A run of records
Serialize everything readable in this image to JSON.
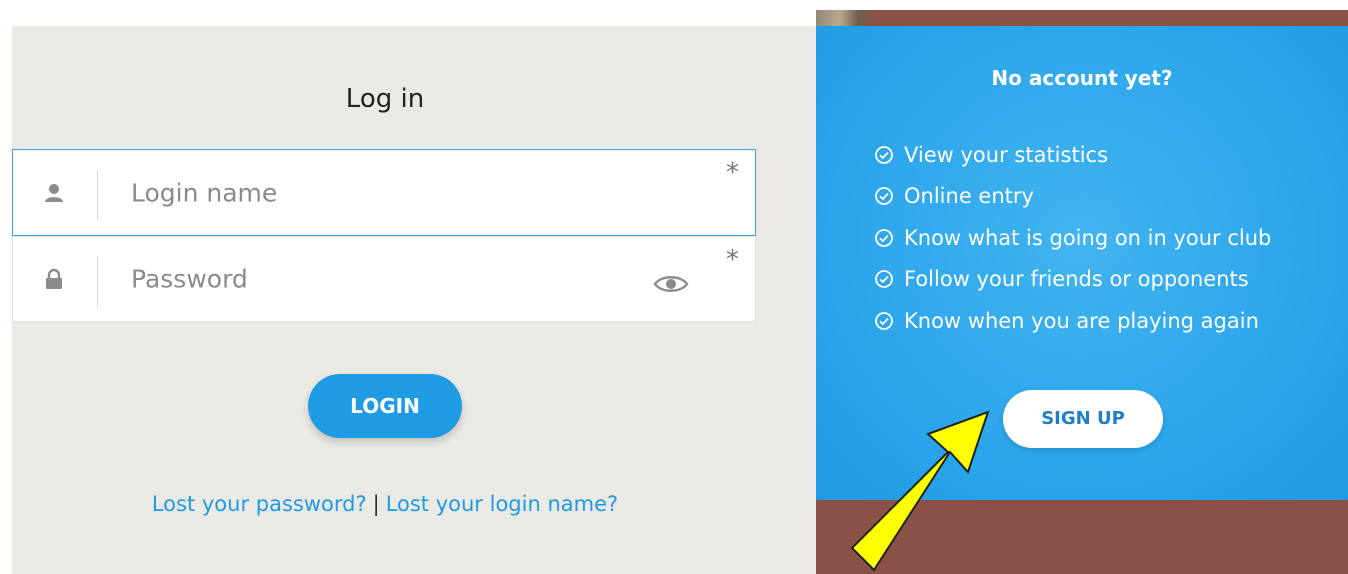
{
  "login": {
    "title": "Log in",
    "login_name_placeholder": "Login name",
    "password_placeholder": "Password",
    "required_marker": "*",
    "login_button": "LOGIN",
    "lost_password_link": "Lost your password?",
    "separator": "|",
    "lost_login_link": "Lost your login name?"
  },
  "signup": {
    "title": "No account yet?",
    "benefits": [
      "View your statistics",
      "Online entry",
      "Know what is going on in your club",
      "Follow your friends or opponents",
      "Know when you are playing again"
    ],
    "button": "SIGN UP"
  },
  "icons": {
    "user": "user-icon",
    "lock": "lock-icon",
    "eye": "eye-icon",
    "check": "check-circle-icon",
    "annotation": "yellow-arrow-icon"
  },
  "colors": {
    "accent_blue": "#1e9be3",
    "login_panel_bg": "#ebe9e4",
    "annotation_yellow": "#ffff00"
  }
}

...

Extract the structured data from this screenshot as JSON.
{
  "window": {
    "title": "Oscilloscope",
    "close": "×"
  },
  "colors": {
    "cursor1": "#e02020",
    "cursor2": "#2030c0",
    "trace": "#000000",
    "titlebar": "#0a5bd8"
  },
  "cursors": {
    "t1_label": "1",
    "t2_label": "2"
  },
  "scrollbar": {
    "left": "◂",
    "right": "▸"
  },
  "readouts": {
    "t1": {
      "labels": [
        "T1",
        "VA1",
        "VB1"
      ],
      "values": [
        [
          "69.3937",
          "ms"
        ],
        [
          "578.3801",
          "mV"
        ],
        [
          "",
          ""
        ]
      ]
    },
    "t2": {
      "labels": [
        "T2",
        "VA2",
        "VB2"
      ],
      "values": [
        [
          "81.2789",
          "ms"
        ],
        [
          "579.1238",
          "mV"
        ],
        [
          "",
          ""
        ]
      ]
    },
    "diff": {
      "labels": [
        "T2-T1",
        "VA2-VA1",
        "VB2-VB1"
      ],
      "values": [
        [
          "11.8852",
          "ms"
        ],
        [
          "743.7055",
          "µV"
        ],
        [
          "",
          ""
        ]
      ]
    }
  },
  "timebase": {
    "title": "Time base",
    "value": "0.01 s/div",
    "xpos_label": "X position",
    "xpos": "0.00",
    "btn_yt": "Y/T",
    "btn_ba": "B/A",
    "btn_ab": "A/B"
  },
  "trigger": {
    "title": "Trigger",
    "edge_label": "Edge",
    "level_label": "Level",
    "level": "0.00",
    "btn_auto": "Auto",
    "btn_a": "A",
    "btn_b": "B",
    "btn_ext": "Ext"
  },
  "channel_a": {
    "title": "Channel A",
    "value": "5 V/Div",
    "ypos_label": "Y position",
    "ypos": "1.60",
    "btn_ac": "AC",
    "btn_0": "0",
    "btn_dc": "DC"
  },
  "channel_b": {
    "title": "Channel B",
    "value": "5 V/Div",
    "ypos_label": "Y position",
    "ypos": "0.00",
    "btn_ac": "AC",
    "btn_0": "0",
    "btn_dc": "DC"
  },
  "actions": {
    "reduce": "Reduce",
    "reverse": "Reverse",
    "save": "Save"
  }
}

**SET EXERCISE**
Tell how many lines in the material above include the word "Know", giving the number only.

**CORRECT ANSWER**
2